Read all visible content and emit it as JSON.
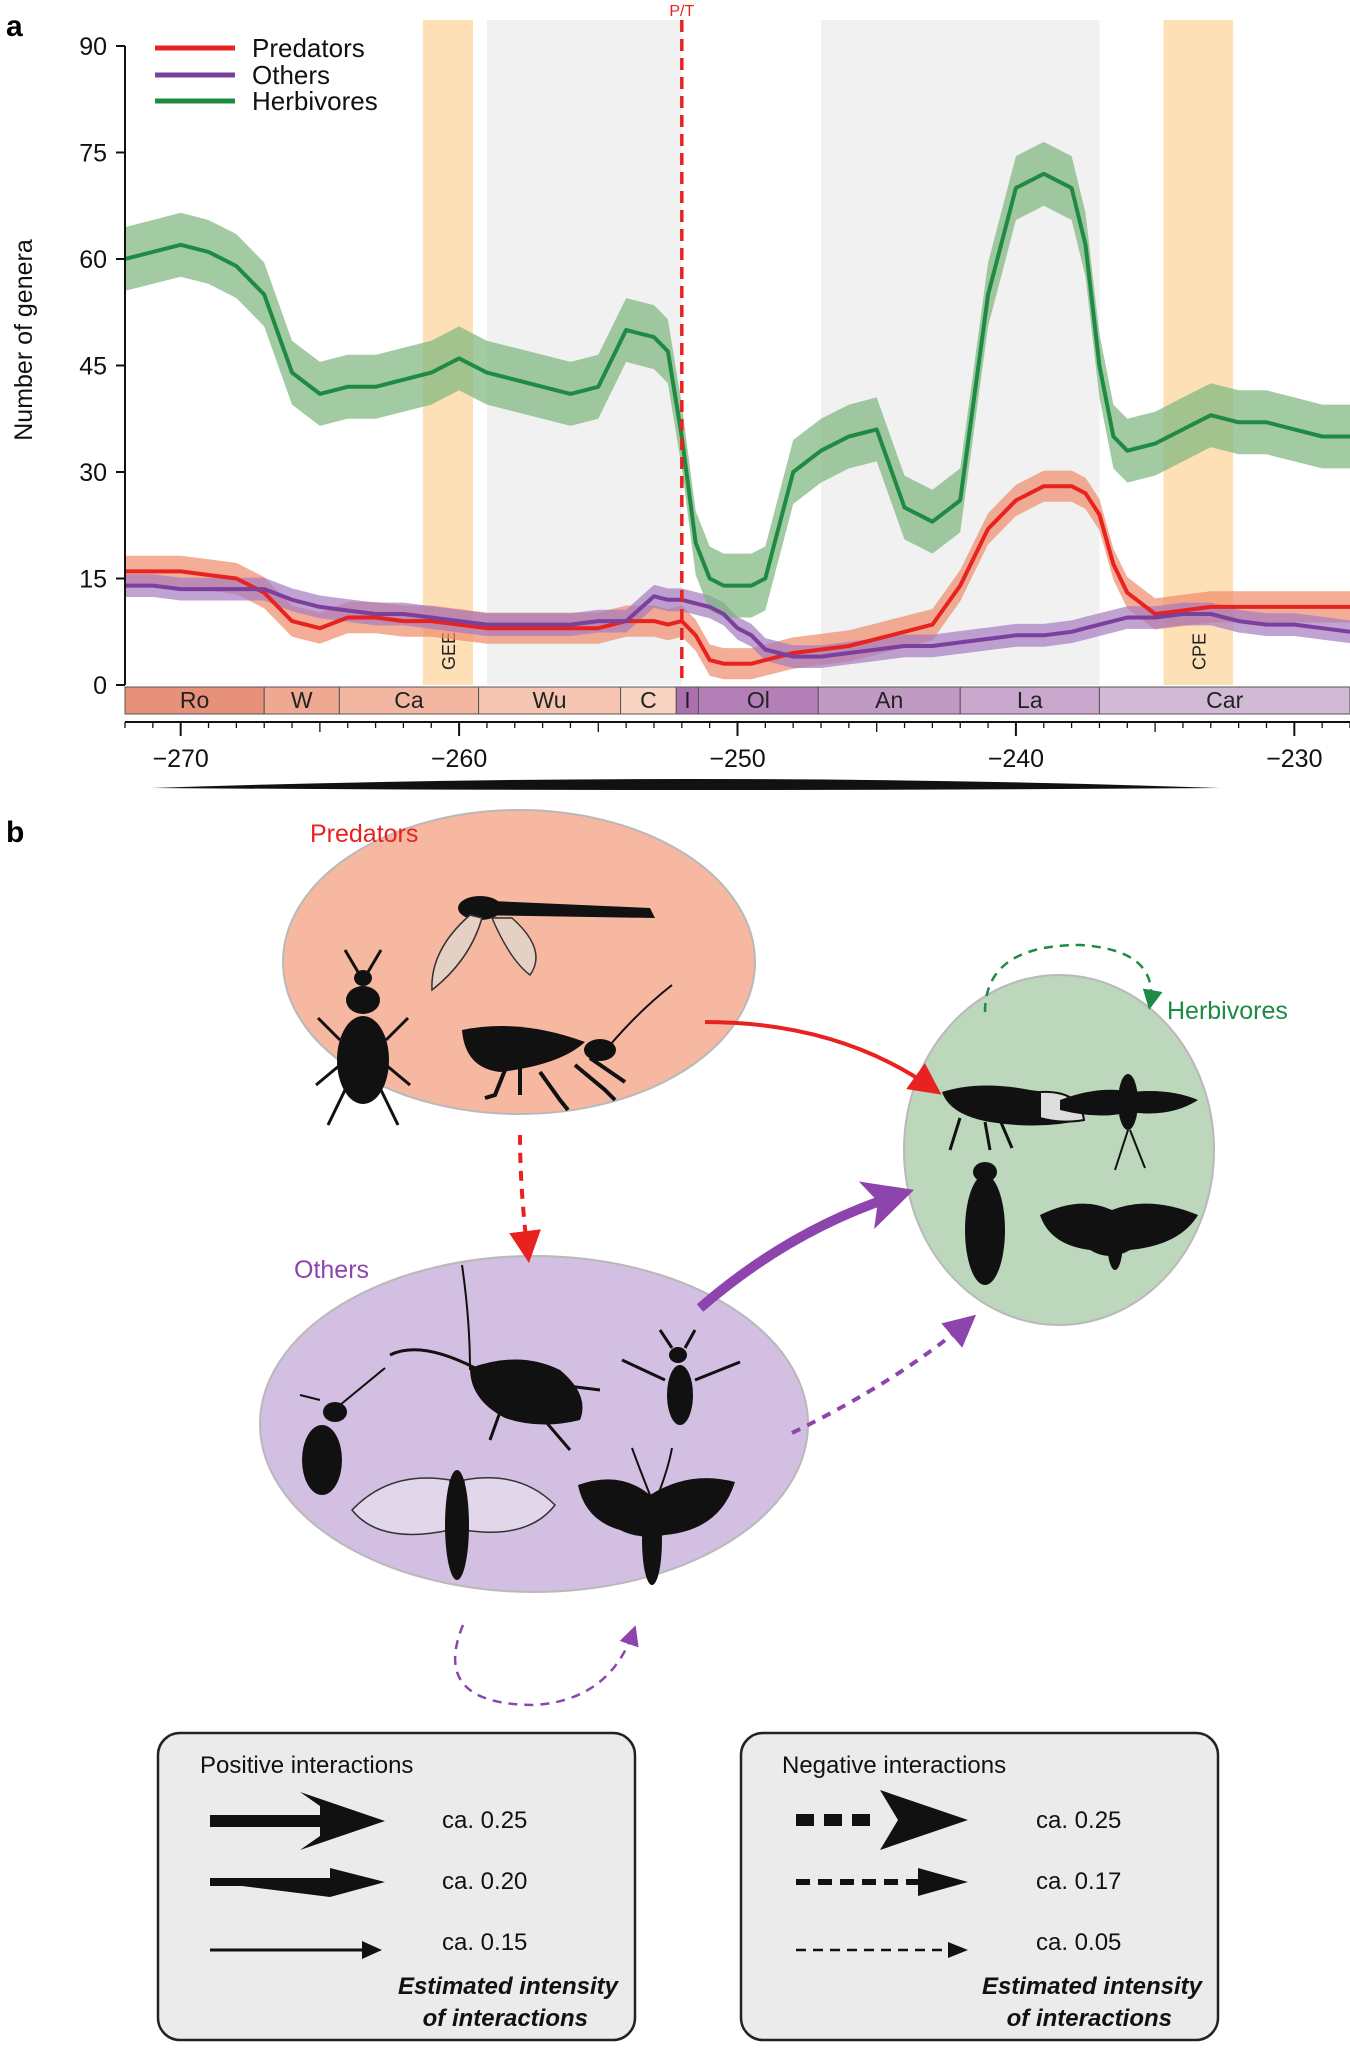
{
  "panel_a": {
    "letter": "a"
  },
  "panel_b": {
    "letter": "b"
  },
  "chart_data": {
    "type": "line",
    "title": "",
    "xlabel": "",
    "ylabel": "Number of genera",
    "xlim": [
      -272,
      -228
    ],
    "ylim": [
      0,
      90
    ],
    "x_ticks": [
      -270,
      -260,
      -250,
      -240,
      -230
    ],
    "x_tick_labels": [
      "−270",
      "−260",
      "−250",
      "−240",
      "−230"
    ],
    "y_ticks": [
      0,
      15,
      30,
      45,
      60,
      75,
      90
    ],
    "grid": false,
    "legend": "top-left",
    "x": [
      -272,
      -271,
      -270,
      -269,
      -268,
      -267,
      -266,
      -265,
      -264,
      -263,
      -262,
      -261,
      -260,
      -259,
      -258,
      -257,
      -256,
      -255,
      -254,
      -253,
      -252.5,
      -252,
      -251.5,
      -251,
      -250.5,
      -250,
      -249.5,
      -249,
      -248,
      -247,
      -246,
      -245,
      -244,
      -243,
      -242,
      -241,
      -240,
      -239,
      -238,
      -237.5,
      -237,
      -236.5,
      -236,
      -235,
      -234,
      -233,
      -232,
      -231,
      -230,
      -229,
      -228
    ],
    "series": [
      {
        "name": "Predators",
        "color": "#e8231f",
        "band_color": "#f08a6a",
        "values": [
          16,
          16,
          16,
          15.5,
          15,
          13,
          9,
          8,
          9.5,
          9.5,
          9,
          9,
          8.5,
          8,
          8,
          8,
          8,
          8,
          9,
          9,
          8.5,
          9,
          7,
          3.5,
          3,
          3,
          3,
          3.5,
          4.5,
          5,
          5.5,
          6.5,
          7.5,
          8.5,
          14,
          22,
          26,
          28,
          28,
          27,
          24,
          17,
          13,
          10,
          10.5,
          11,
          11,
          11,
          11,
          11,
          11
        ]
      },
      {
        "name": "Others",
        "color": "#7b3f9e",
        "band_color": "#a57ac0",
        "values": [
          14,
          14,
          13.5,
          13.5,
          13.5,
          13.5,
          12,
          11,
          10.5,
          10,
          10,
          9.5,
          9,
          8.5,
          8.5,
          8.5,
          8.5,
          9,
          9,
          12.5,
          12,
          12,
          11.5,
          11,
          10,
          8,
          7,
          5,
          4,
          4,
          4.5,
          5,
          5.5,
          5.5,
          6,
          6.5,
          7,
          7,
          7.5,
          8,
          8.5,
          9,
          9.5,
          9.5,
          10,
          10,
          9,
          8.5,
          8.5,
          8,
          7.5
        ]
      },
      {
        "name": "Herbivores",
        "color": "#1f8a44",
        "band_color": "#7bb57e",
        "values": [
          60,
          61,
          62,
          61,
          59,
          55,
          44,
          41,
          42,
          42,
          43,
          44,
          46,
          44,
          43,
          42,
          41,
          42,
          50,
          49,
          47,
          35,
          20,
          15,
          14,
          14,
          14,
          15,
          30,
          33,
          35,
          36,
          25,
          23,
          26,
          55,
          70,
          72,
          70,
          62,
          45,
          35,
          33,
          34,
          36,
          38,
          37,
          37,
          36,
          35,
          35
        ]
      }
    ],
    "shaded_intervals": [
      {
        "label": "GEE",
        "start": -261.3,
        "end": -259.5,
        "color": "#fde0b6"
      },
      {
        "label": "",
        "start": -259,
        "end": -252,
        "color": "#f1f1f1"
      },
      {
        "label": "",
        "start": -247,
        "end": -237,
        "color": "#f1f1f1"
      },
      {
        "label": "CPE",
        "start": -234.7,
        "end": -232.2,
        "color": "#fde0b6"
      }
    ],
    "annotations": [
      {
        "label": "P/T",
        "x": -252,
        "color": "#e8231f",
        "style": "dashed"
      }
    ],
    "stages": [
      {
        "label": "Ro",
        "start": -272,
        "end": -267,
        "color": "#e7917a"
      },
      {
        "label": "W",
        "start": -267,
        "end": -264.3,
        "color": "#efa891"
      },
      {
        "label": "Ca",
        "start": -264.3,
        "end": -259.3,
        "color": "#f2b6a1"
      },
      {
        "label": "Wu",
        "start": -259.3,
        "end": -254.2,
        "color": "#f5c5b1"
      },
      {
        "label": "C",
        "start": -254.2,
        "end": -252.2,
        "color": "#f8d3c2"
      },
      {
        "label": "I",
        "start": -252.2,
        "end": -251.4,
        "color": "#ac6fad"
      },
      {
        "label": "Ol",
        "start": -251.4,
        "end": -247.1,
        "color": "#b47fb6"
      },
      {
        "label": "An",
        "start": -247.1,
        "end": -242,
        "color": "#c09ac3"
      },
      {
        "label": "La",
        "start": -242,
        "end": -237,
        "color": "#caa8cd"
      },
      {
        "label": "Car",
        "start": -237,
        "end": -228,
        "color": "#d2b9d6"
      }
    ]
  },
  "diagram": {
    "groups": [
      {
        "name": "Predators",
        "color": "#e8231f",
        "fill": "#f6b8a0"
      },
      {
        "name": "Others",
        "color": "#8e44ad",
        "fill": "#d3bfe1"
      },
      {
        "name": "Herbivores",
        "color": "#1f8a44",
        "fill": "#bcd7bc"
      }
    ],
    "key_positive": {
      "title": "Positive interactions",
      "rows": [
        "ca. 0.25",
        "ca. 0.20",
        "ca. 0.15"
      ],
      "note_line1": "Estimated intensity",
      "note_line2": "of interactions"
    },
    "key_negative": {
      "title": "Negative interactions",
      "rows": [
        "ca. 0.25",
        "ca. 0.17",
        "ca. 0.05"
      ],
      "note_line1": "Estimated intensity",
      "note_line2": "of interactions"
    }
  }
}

·····

Locate the lines above that hold the word "fill". Show every one of them.

        "fill": "#f6b8a0"
        "fill": "#d3bfe1"
        "fill": "#bcd7bc"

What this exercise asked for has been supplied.